[Source records]
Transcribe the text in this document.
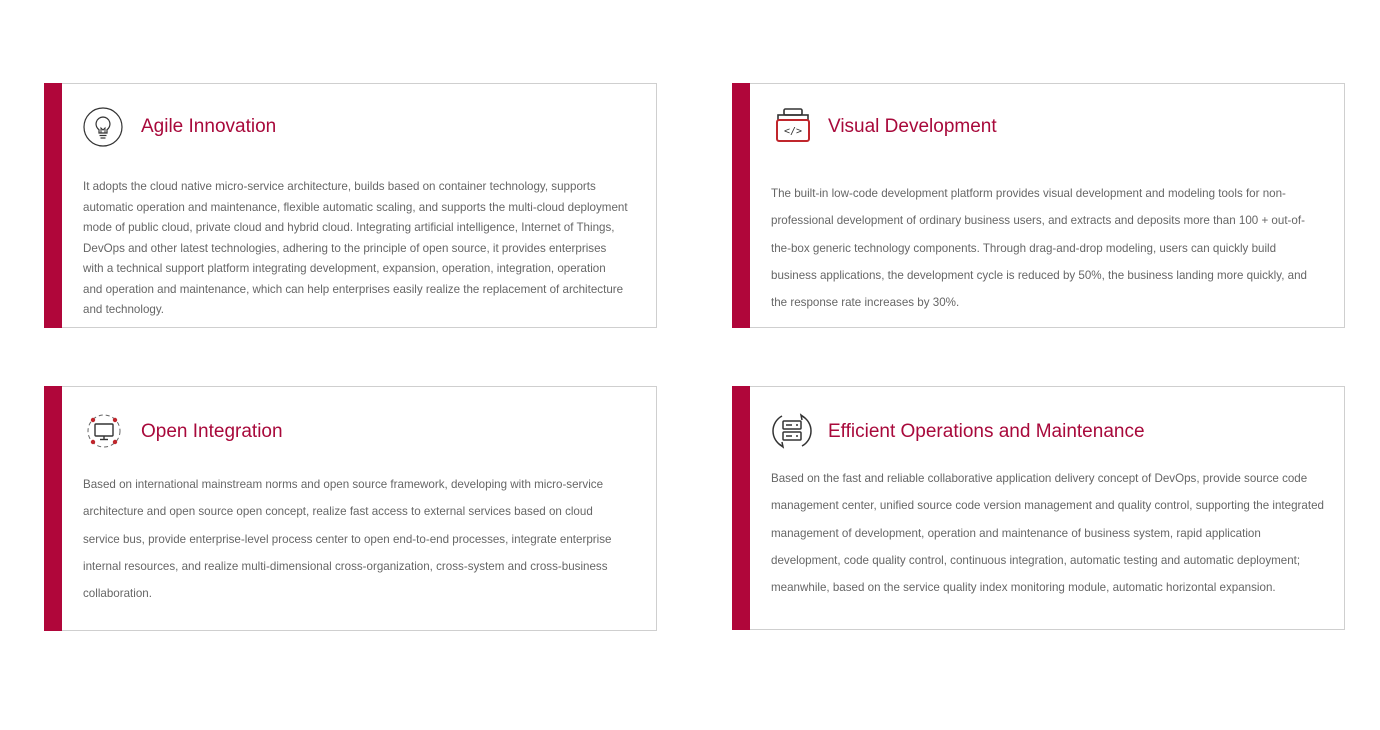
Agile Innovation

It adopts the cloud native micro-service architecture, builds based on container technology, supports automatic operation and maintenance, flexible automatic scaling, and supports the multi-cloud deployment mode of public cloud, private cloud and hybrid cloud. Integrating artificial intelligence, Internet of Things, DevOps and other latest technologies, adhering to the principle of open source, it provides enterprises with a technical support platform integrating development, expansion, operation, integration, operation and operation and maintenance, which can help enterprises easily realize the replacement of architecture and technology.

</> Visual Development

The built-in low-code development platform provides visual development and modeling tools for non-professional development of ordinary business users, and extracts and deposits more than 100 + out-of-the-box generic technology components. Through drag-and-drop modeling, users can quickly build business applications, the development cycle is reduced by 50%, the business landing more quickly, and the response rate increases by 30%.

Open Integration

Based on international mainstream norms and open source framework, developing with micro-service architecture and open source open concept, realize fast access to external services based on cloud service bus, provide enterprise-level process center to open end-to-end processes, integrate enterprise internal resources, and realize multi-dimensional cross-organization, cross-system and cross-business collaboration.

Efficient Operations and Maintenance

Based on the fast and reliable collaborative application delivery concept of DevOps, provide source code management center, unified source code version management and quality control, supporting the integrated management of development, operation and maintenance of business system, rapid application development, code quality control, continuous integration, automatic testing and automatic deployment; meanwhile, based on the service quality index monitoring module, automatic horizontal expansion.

...

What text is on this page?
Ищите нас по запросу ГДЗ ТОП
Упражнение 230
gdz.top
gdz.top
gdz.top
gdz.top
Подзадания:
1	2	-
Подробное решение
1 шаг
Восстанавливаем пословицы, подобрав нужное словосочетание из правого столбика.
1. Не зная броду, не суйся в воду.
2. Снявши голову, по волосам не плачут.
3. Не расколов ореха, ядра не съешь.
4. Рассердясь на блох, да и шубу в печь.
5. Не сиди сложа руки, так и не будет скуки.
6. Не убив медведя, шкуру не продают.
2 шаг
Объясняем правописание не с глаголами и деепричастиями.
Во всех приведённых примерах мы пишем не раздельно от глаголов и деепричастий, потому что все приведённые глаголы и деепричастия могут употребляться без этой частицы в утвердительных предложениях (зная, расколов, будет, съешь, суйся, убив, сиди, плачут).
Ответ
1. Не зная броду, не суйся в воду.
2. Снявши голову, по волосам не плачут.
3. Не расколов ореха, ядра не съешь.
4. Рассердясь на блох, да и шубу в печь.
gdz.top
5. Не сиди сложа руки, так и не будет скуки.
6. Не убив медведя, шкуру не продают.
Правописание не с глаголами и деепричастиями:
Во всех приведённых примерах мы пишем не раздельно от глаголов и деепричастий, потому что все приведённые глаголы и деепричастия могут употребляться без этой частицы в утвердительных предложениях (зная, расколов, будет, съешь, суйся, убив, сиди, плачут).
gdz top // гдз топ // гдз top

> Work required: Isolate each line of the listing above that includes "micro". Copy it.

> Exercise solution:
It adopts the cloud native micro-service architecture, builds based on container technology, supports automatic operation and maintenance, flexible automatic scaling, and supports the multi-cloud deployment mode of public cloud, private cloud and hybrid cloud. Integrating artificial intelligence, Internet of Things, DevOps and other latest technologies, adhering to the principle of open source, it provides enterprises with a technical support platform integrating development, expansion, operation, integration, operation and operation and maintenance, which can help enterprises easily realize the replacement of architecture and technology.
Based on international mainstream norms and open source framework, developing with micro-service architecture and open source open concept, realize fast access to external services based on cloud service bus, provide enterprise-level process center to open end-to-end processes, integrate enterprise internal resources, and realize multi-dimensional cross-organization, cross-system and cross-business collaboration.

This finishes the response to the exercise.